The request =>
Transcribe all the entries word for word, omitting any pictures they contain.
%%
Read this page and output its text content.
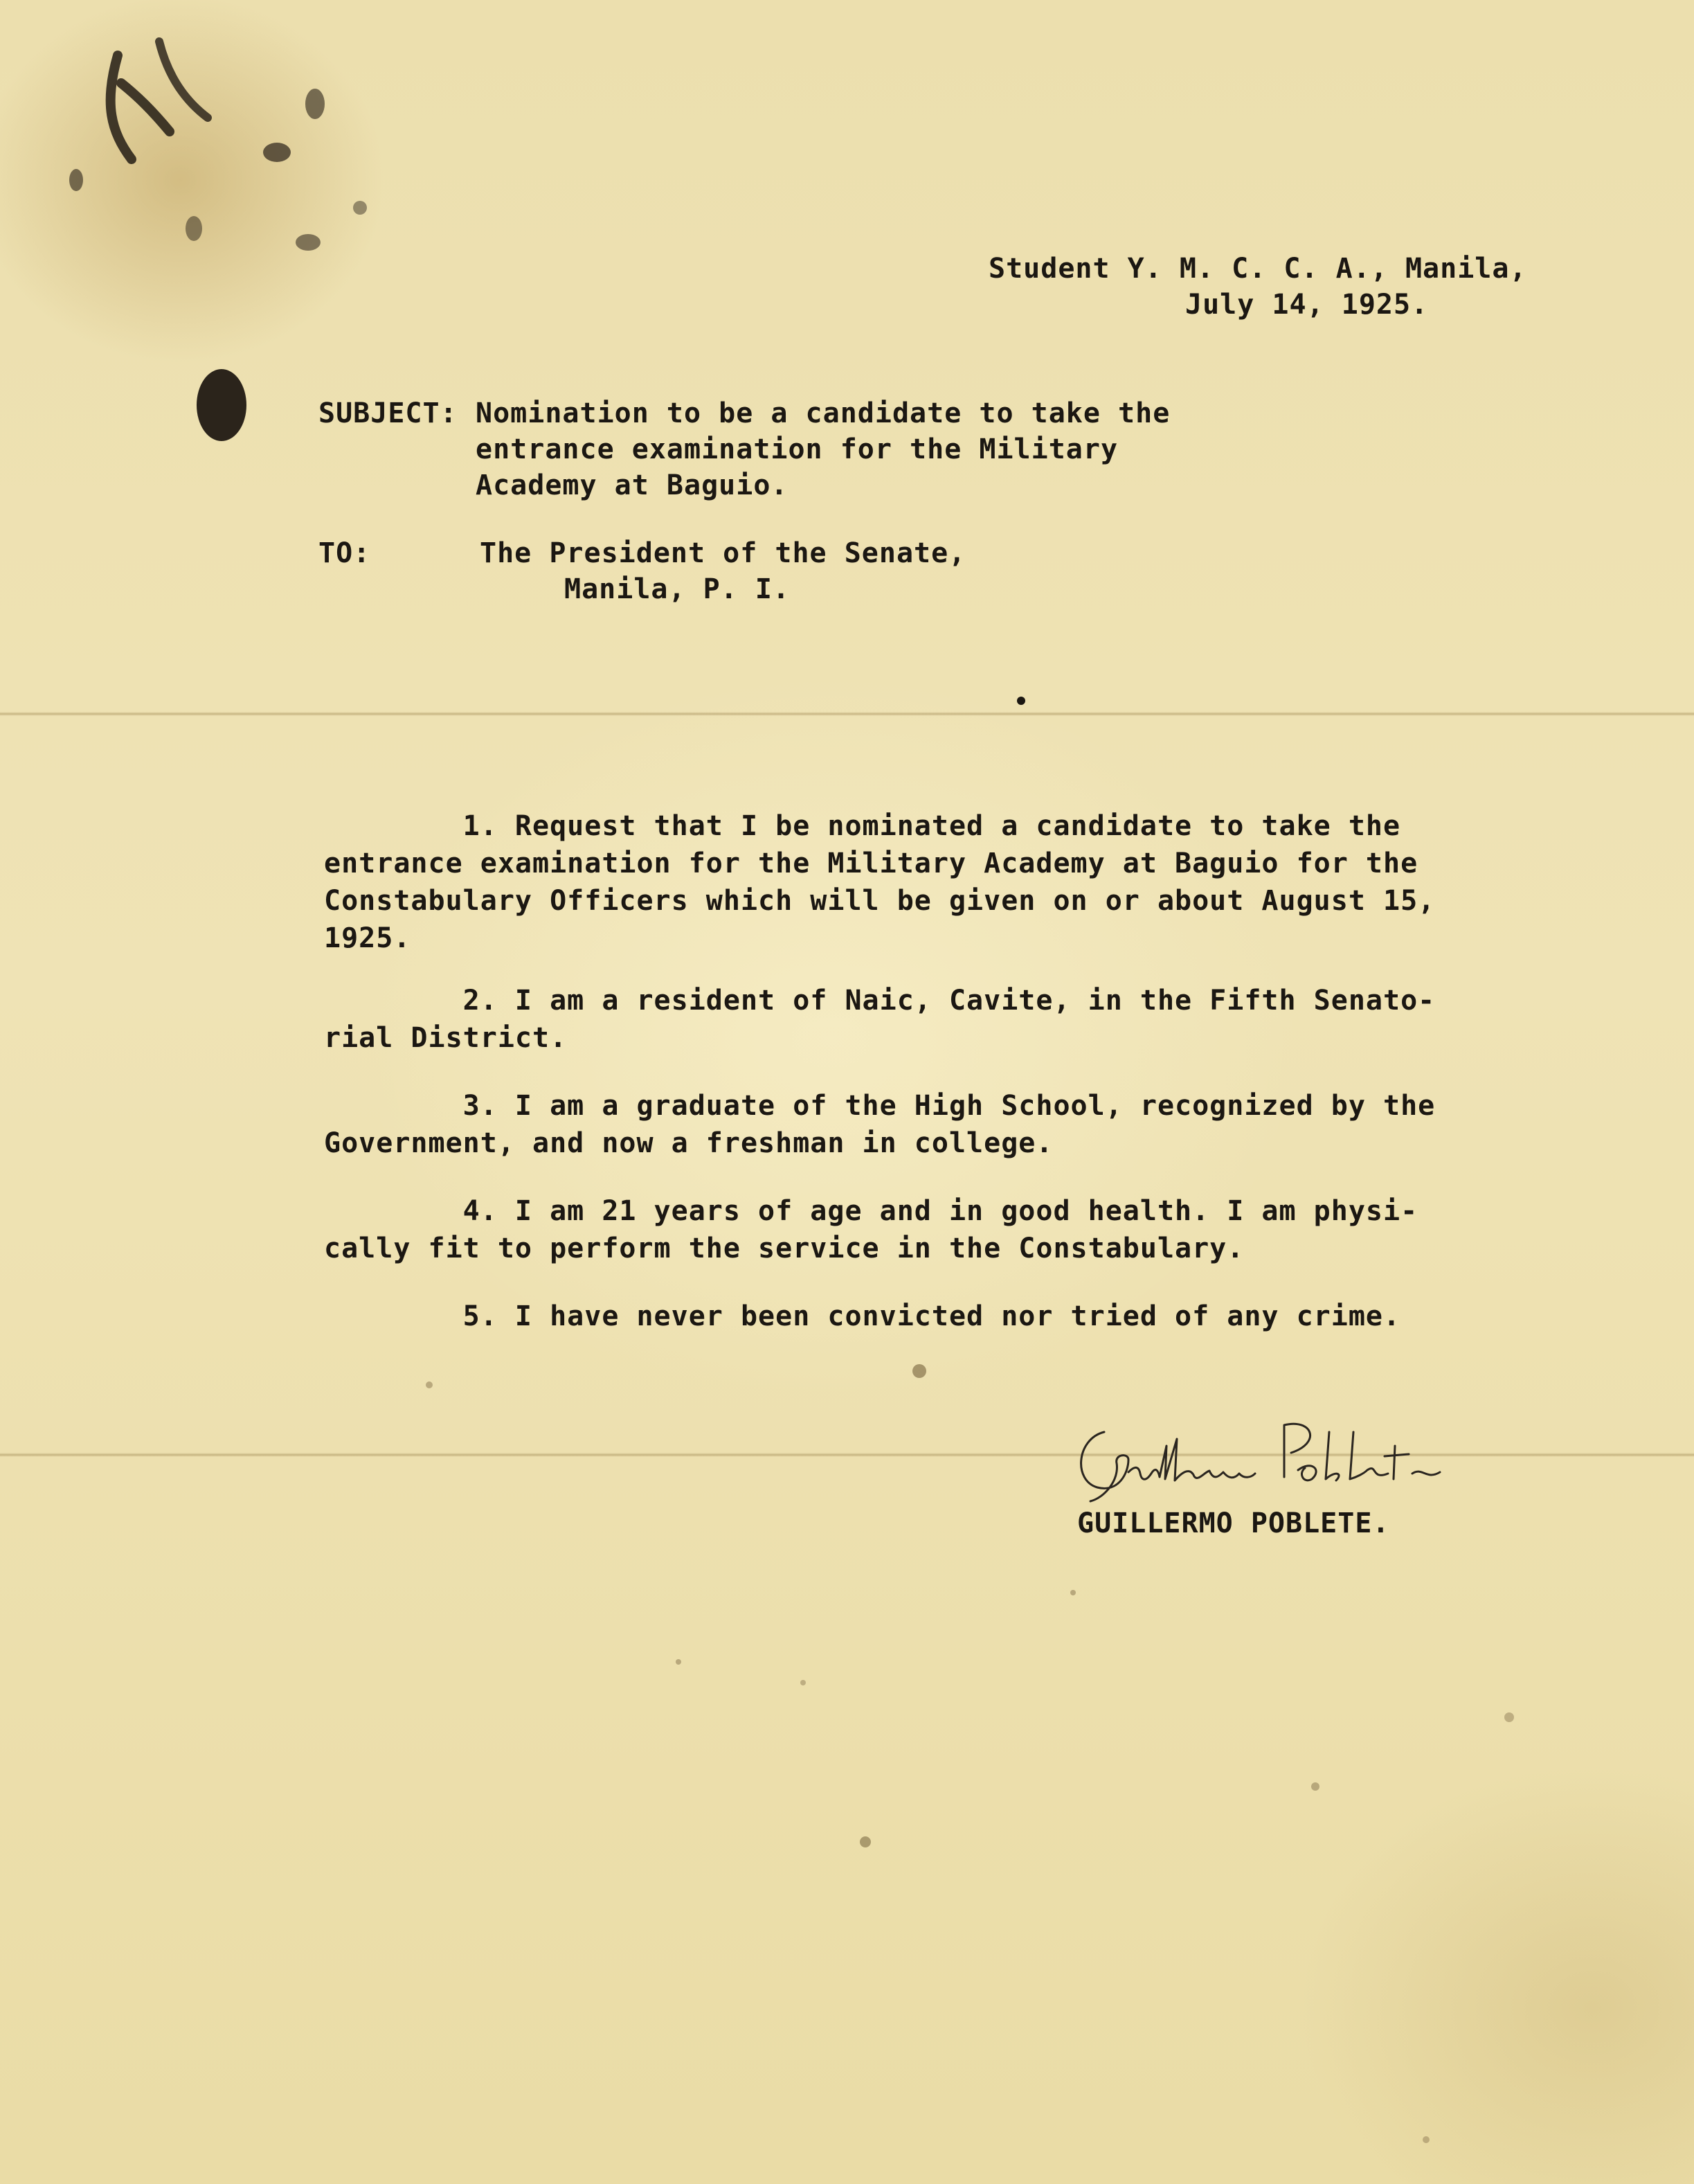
Student Y. M. C. C. A., Manila,
July 14, 1925.
SUBJECT: Nomination to be a candidate to take the
entrance examination for the Military
Academy at Baguio.
TO:	The President of the Senate,
Manila, P. I.
1. Request that I be nominated a candidate to take the
entrance examination for the Military Academy at Baguio for the
Constabulary Officers which will be given on or about August 15,
1925.
2. I am a resident of Naic, Cavite, in the Fifth Senato-
rial District.
3. I am a graduate of the High School, recognized by the
Government, and now a freshman in college.
4. I am 21 years of age and in good health. I am physi-
cally fit to perform the service in the Constabulary.
5. I have never been convicted nor tried of any crime.
GUILLERMO POBLETE.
%%
Output for this task =>
Read this page and output its text content.
Student Y. M. C. C. A., Manila,
July 14, 1925.
SUBJECT: Nomination to be a candidate to take the
entrance examination for the Military
Academy at Baguio.
TO:	The President of the Senate,
Manila, P. I.
1. Request that I be nominated a candidate to take the
entrance examination for the Military Academy at Baguio for the
Constabulary Officers which will be given on or about August 15,
1925.
2. I am a resident of Naic, Cavite, in the Fifth Senato-
rial District.
3. I am a graduate of the High School, recognized by the
Government, and now a freshman in college.
4. I am 21 years of age and in good health. I am physi-
cally fit to perform the service in the Constabulary.
5. I have never been convicted nor tried of any crime.
GUILLERMO POBLETE.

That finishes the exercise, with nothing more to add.